Work to be completed — Retype every entry exactly, character for character.

Extracted records —
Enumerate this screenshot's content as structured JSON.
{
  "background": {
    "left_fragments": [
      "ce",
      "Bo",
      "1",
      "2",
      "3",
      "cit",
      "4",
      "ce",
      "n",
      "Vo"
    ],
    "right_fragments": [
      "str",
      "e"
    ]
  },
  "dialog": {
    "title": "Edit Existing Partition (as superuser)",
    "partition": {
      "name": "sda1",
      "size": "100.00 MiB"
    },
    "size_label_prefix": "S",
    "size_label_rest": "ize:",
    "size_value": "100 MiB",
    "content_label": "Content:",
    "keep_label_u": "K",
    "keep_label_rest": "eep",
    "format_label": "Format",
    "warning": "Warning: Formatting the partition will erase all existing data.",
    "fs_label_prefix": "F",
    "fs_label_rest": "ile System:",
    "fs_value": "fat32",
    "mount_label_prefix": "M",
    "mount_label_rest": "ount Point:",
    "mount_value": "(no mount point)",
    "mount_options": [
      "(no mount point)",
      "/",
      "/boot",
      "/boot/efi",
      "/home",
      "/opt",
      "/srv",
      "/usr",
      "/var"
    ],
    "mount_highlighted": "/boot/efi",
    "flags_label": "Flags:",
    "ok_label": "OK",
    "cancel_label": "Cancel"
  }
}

Answer to this problem —
Enumerate this screenshot's content as structured JSON.
{
  "background": {
    "left_fragments": [
      "ce",
      "Bo",
      "1",
      "2",
      "3",
      "cit",
      "4",
      "ce",
      "n",
      "Vo"
    ],
    "right_fragments": [
      "str",
      "e"
    ]
  },
  "dialog": {
    "title": "Edit Existing Partition (as superuser)",
    "partition": {
      "name": "sda1",
      "size": "100.00 MiB"
    },
    "size_label_prefix": "S",
    "size_label_rest": "ize:",
    "size_value": "100 MiB",
    "content_label": "Content:",
    "keep_label_u": "K",
    "keep_label_rest": "eep",
    "format_label": "Format",
    "warning": "Warning: Formatting the partition will erase all existing data.",
    "fs_label_prefix": "F",
    "fs_label_rest": "ile System:",
    "fs_value": "fat32",
    "mount_label_prefix": "M",
    "mount_label_rest": "ount Point:",
    "mount_value": "(no mount point)",
    "mount_options": [
      "(no mount point)",
      "/",
      "/boot",
      "/boot/efi",
      "/home",
      "/opt",
      "/srv",
      "/usr",
      "/var"
    ],
    "mount_highlighted": "/boot/efi",
    "flags_label": "Flags:",
    "ok_label": "OK",
    "cancel_label": "Cancel"
  }
}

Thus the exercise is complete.